Dernière ligne droite. Mardi 17 juin, les partenaires sociaux, qui discutent déjà depuis 6 mois, doivent se réunir pour la dernière fois dans le cadre du conclave sur la controversée réforme des retraites. François Bayrou a lancé en janvier dernier ce nouveau cycle de négociations alors que la gauche réclamait une suspension de la réforme de 2023, qui prévoit notamment le recul de l’âge légal de départ à la retraite à 64 ans.
Plusieurs partenaires sociaux ont déjà claqué la porte du conclave comme FO et la CGT. Reste le Medef, la principale organisation patronale, ainsi que la CPME, qui représente les petites et les moyennes entreprises. La CFDT, la CFTC et la CFE-CGC représentent, quant à elles, les salariés. Après des semaines de discussions, les partenaires s’opposent toujours sur l’âge légal de départ à la retraite que le Medef refuse catégoriquement de revoir à la baisse.

Consignes de l'exercice:
- A) Recopiez à l'identique les lignes des enregistrements, depuis la toute première jusqu'à celle qui contient « toc-leader-dots [184,975,822,1011] », cette dernière incluse.
- B) Poursuivez l'article sur le conclave consacré à la réforme des retraites à partir de sa dernière phrase.
Les enregistrements n'ont aucun rapport avec l'article.

Extraits de données:

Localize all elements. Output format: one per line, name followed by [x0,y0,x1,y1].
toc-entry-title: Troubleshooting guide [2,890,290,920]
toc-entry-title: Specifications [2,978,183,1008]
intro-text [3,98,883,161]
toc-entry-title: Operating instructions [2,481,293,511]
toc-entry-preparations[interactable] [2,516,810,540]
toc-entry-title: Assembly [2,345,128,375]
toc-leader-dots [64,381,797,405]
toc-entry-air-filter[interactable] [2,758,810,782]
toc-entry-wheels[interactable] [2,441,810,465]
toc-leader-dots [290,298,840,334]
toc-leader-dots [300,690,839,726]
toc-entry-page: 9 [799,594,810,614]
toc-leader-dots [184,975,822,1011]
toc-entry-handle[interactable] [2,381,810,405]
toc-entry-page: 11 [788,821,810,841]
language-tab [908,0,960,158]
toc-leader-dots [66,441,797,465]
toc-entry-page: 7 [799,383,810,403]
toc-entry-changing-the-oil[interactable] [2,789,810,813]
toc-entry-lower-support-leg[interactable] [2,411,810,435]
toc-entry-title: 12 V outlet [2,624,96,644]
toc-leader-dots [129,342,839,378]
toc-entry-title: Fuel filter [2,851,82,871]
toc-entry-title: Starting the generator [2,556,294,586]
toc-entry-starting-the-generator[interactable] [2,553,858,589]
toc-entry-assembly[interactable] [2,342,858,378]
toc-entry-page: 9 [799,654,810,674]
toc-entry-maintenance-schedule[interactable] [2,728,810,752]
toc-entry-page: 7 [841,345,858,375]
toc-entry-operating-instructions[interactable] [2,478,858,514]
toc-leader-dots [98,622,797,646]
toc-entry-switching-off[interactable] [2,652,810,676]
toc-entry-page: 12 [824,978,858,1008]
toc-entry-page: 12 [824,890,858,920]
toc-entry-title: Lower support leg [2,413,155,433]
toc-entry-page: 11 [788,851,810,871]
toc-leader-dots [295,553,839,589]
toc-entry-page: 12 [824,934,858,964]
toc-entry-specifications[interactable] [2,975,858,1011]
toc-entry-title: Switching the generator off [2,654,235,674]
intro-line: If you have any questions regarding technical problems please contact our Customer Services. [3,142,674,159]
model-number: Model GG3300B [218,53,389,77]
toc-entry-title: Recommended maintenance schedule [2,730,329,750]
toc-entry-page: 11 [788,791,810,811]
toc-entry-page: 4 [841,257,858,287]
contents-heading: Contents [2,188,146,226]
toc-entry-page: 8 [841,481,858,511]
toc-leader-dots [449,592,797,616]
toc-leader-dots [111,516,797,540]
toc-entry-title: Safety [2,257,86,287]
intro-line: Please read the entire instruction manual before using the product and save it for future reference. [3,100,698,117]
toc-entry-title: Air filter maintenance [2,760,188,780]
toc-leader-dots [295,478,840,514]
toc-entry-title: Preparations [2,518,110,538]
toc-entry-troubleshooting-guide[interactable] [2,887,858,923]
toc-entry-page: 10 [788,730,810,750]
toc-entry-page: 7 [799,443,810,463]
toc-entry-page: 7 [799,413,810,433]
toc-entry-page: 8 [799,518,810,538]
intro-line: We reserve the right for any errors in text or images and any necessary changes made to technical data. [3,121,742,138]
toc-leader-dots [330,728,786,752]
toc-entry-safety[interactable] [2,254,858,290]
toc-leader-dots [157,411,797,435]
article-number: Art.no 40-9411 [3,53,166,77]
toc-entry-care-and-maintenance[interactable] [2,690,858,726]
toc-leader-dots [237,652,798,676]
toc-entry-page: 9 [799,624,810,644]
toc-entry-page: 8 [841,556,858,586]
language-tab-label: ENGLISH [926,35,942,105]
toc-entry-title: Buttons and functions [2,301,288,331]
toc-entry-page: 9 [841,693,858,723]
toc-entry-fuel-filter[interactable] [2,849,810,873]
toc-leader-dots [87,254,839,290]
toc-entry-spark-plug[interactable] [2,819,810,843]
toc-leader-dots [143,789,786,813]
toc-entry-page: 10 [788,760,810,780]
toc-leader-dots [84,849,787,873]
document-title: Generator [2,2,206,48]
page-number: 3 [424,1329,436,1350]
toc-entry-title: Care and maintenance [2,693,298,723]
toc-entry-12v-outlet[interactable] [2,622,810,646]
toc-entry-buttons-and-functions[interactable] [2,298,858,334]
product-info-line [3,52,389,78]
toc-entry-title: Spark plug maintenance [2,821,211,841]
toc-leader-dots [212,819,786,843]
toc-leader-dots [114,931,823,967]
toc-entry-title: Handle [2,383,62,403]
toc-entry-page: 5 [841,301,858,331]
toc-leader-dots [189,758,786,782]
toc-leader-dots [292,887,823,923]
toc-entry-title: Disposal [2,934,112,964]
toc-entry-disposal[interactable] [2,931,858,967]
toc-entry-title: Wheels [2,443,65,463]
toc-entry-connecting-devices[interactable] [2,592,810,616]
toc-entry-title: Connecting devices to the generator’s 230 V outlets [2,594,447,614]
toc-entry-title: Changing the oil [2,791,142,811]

Problèmes résolus:
- A)
Localize all elements. Output format: one per line, name followed by [x0,y0,x1,y1].
toc-entry-title: Troubleshooting guide [2,890,290,920]
toc-entry-title: Specifications [2,978,183,1008]
intro-text [3,98,883,161]
toc-entry-title: Operating instructions [2,481,293,511]
toc-entry-preparations[interactable] [2,516,810,540]
toc-entry-title: Assembly [2,345,128,375]
toc-leader-dots [64,381,797,405]
toc-entry-air-filter[interactable] [2,758,810,782]
toc-entry-wheels[interactable] [2,441,810,465]
toc-leader-dots [290,298,840,334]
toc-leader-dots [300,690,839,726]
toc-entry-page: 9 [799,594,810,614]
toc-leader-dots [184,975,822,1011]

- B)
Une chance sur 2 que le conclave sur les retraites aboutisse à un accord
Pourtant, l’hypothèse d’un éventuel accord entre les participants au conclave pourrait bien devenir réalité. François Bayrou semble y croire. «Alors qu’on partait de positions très éloignées, il me semble que les choses ont quelque peu avancé», a confié le Premier ministre au journal la Tribune Dimanche, le 15 juin. «Je pense que la possibilité existe de trouver un accord dynamique, car ce qui est en gestation, c’est le retour de la démocratie sociale», a-t-il ajouté. Le chef du gouvernement n'exclut pas, en revanche, que les partenaires sociaux «aient besoin de quelques jours de plus» pour trouver un terrain d’entente, comme il l’a précisé au Parisien dimanche.
Interrogé par la Tribune Dimanche, Patrick Martin, à la tête du Medef, table sur 50% de chances de trouver un accord. Sa collègue Marylise Léon, secrétaire générale de la CFDT, qui a elle aussi répondu aux questions du journal du groupe CMA Média, abonde dans le même sens. Face à la fermeté du Medef sur le maintien de l’âge de départ à 64 ans, la syndicaliste semble être prête à passer outre mais à condition que le patronat fasse lui aussi des efforts. «Il n'y aura pas d'accord avec la CFDT si le patronat n'avance pas plus sur la pénibilité, s'il n'avance pas sur le volet réparation», a-t-elle déclaré dans la Tribune Dimanche.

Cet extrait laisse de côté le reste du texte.